THE PROBLEM - Repeat the material in full. Keep every line exactly as it is.

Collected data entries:
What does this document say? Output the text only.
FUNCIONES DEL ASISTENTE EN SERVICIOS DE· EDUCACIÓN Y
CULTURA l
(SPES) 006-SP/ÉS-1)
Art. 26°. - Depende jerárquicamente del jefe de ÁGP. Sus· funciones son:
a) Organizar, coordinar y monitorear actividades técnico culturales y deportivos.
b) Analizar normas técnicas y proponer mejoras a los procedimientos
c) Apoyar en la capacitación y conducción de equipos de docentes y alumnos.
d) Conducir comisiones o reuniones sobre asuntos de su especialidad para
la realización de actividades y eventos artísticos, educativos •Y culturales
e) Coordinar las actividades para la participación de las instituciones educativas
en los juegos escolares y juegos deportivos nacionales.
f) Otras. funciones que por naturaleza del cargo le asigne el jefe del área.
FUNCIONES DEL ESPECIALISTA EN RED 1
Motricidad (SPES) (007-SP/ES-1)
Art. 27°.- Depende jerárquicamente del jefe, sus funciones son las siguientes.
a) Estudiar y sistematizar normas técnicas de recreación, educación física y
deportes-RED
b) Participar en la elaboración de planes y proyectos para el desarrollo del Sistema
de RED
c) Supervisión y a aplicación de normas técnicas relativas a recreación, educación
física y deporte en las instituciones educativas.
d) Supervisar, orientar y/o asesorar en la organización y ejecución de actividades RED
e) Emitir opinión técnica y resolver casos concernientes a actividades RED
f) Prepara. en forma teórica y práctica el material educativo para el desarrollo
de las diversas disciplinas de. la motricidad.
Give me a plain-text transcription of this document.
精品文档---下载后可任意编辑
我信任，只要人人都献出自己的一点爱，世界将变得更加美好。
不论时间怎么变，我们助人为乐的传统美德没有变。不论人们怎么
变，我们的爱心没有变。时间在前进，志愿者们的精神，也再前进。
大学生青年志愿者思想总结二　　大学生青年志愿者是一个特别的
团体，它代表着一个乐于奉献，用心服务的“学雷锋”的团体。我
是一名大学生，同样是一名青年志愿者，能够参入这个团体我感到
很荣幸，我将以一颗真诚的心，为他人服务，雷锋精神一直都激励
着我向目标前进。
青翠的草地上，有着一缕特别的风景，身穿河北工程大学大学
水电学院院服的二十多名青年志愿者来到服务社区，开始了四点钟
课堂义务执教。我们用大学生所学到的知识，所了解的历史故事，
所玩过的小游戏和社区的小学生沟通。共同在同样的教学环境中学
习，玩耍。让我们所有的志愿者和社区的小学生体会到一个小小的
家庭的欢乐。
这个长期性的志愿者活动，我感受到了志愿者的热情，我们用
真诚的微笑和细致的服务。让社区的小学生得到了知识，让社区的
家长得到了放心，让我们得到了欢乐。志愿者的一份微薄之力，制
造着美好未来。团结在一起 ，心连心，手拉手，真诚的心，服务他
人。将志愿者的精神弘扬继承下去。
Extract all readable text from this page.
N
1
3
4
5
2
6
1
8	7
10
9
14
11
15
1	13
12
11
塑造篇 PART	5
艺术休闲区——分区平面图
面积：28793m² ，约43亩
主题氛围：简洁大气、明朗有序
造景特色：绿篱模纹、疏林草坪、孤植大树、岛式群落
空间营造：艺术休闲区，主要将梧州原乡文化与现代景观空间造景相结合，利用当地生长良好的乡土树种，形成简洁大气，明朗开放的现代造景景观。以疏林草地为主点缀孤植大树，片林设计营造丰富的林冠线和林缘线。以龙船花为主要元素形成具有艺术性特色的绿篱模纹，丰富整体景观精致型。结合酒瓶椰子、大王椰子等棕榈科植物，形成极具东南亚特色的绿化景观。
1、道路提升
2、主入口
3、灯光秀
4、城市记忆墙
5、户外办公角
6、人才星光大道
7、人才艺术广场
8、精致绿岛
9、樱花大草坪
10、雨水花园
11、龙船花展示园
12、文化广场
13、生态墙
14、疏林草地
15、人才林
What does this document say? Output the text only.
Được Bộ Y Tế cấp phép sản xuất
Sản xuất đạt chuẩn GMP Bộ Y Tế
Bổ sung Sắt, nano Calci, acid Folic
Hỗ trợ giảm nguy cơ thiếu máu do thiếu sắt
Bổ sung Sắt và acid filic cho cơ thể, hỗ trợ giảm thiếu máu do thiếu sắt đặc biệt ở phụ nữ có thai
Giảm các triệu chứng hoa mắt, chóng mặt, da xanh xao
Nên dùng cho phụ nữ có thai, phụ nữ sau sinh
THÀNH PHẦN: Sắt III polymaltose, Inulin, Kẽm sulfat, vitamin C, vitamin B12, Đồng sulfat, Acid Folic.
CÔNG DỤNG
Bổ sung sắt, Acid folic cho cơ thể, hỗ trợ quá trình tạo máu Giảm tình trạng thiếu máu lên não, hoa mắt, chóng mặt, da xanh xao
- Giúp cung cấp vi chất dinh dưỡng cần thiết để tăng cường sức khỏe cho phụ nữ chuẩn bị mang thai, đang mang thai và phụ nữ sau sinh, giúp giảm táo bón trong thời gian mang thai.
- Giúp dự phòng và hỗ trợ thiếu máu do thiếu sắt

WORKED ANSWER -
What does this document say? Output the text only.
FUNCIONES DEL ASISTENTE EN SERVICIOS DE· EDUCACIÓN Y
CULTURA l
(SPES) 006-SP/ÉS-1)
Art. 26°. - Depende jerárquicamente del jefe de ÁGP. Sus· funciones son:
a) Organizar, coordinar y monitorear actividades técnico culturales y deportivos.
b) Analizar normas técnicas y proponer mejoras a los procedimientos
c) Apoyar en la capacitación y conducción de equipos de docentes y alumnos.
d) Conducir comisiones o reuniones sobre asuntos de su especialidad para
la realización de actividades y eventos artísticos, educativos •Y culturales
e) Coordinar las actividades para la participación de las instituciones educativas
en los juegos escolares y juegos deportivos nacionales.
f) Otras. funciones que por naturaleza del cargo le asigne el jefe del área.
FUNCIONES DEL ESPECIALISTA EN RED 1
Motricidad (SPES) (007-SP/ES-1)
Art. 27°.- Depende jerárquicamente del jefe, sus funciones son las siguientes.
a) Estudiar y sistematizar normas técnicas de recreación, educación física y
deportes-RED
b) Participar en la elaboración de planes y proyectos para el desarrollo del Sistema
de RED
c) Supervisión y a aplicación de normas técnicas relativas a recreación, educación
física y deporte en las instituciones educativas.
d) Supervisar, orientar y/o asesorar en la organización y ejecución de actividades RED
e) Emitir opinión técnica y resolver casos concernientes a actividades RED
f) Prepara. en forma teórica y práctica el material educativo para el desarrollo
de las diversas disciplinas de. la motricidad.
Give me a plain-text transcription of this document.
精品文档---下载后可任意编辑
我信任，只要人人都献出自己的一点爱，世界将变得更加美好。
不论时间怎么变，我们助人为乐的传统美德没有变。不论人们怎么
变，我们的爱心没有变。时间在前进，志愿者们的精神，也再前进。
大学生青年志愿者思想总结二　　大学生青年志愿者是一个特别的
团体，它代表着一个乐于奉献，用心服务的“学雷锋”的团体。我
是一名大学生，同样是一名青年志愿者，能够参入这个团体我感到
很荣幸，我将以一颗真诚的心，为他人服务，雷锋精神一直都激励
着我向目标前进。
青翠的草地上，有着一缕特别的风景，身穿河北工程大学大学
水电学院院服的二十多名青年志愿者来到服务社区，开始了四点钟
课堂义务执教。我们用大学生所学到的知识，所了解的历史故事，
所玩过的小游戏和社区的小学生沟通。共同在同样的教学环境中学
习，玩耍。让我们所有的志愿者和社区的小学生体会到一个小小的
家庭的欢乐。
这个长期性的志愿者活动，我感受到了志愿者的热情，我们用
真诚的微笑和细致的服务。让社区的小学生得到了知识，让社区的
家长得到了放心，让我们得到了欢乐。志愿者的一份微薄之力，制
造着美好未来。团结在一起 ，心连心，手拉手，真诚的心，服务他
人。将志愿者的精神弘扬继承下去。
Extract all readable text from this page.
N
1
3
4
5
2
6
1
8	7
10
9
14
11
15
1	13
12
11
塑造篇 PART	5
艺术休闲区——分区平面图
面积：28793m² ，约43亩
主题氛围：简洁大气、明朗有序
造景特色：绿篱模纹、疏林草坪、孤植大树、岛式群落
空间营造：艺术休闲区，主要将梧州原乡文化与现代景观空间造景相结合，利用当地生长良好的乡土树种，形成简洁大气，明朗开放的现代造景景观。以疏林草地为主点缀孤植大树，片林设计营造丰富的林冠线和林缘线。以龙船花为主要元素形成具有艺术性特色的绿篱模纹，丰富整体景观精致型。结合酒瓶椰子、大王椰子等棕榈科植物，形成极具东南亚特色的绿化景观。
1、道路提升
2、主入口
3、灯光秀
4、城市记忆墙
5、户外办公角
6、人才星光大道
7、人才艺术广场
8、精致绿岛
9、樱花大草坪
10、雨水花园
11、龙船花展示园
12、文化广场
13、生态墙
14、疏林草地
15、人才林
What does this document say? Output the text only.
Được Bộ Y Tế cấp phép sản xuất
Sản xuất đạt chuẩn GMP Bộ Y Tế
Bổ sung Sắt, nano Calci, acid Folic
Hỗ trợ giảm nguy cơ thiếu máu do thiếu sắt
Bổ sung Sắt và acid filic cho cơ thể, hỗ trợ giảm thiếu máu do thiếu sắt đặc biệt ở phụ nữ có thai
Giảm các triệu chứng hoa mắt, chóng mặt, da xanh xao
Nên dùng cho phụ nữ có thai, phụ nữ sau sinh
THÀNH PHẦN: Sắt III polymaltose, Inulin, Kẽm sulfat, vitamin C, vitamin B12, Đồng sulfat, Acid Folic.
CÔNG DỤNG
Bổ sung sắt, Acid folic cho cơ thể, hỗ trợ quá trình tạo máu Giảm tình trạng thiếu máu lên não, hoa mắt, chóng mặt, da xanh xao
- Giúp cung cấp vi chất dinh dưỡng cần thiết để tăng cường sức khỏe cho phụ nữ chuẩn bị mang thai, đang mang thai và phụ nữ sau sinh, giúp giảm táo bón trong thời gian mang thai.
- Giúp dự phòng và hỗ trợ thiếu máu do thiếu sắt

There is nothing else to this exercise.